**** Data provided ****

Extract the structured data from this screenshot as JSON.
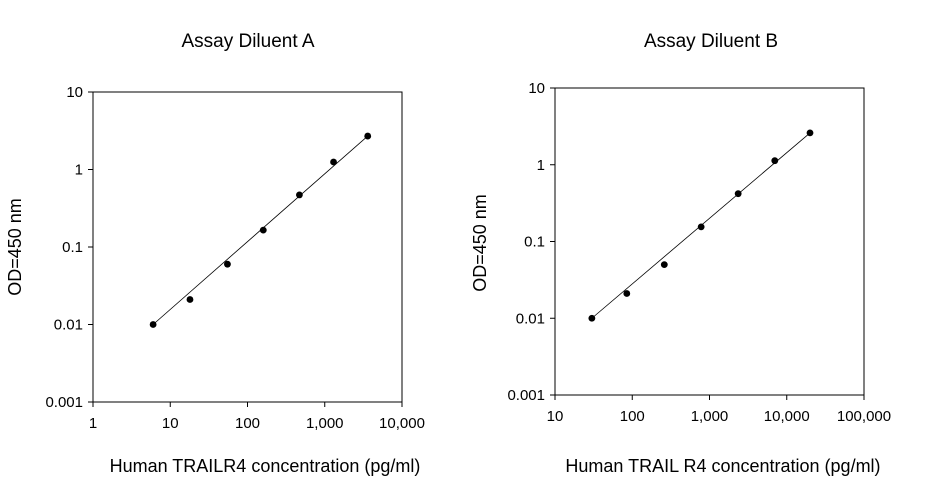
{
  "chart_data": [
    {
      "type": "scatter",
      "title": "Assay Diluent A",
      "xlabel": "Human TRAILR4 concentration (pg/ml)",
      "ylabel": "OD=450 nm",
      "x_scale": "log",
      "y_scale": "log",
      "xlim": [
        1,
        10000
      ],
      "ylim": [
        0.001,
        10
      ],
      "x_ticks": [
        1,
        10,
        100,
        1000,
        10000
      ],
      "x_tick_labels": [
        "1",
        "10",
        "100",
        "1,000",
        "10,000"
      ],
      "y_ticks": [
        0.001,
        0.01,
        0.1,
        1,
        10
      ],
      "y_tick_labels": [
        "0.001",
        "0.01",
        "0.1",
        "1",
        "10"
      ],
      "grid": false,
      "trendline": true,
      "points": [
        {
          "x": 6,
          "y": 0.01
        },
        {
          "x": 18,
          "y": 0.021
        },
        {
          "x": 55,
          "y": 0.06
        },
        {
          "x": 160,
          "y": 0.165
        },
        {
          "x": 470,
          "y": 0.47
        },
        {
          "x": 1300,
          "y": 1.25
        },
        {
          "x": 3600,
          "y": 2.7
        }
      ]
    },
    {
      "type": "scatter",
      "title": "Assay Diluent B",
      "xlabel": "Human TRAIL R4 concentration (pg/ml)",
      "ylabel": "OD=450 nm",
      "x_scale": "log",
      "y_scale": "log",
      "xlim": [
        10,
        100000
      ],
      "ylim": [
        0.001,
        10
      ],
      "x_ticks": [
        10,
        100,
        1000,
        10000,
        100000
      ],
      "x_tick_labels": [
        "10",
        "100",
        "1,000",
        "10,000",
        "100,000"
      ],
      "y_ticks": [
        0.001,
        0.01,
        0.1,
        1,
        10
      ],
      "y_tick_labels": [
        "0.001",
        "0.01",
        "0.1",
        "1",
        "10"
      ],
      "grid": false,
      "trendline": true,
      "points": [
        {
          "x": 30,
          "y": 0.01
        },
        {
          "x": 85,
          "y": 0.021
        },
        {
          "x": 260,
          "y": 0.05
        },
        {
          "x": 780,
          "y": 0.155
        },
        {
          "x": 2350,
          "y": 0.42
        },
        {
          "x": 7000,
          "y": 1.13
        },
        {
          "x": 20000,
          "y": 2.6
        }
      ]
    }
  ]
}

****

■ Directions for this task ■
For each line above that includes "title", make a copy.

■ Answer space ■
      "title": "Assay Diluent A",
      "title": "Assay Diluent B",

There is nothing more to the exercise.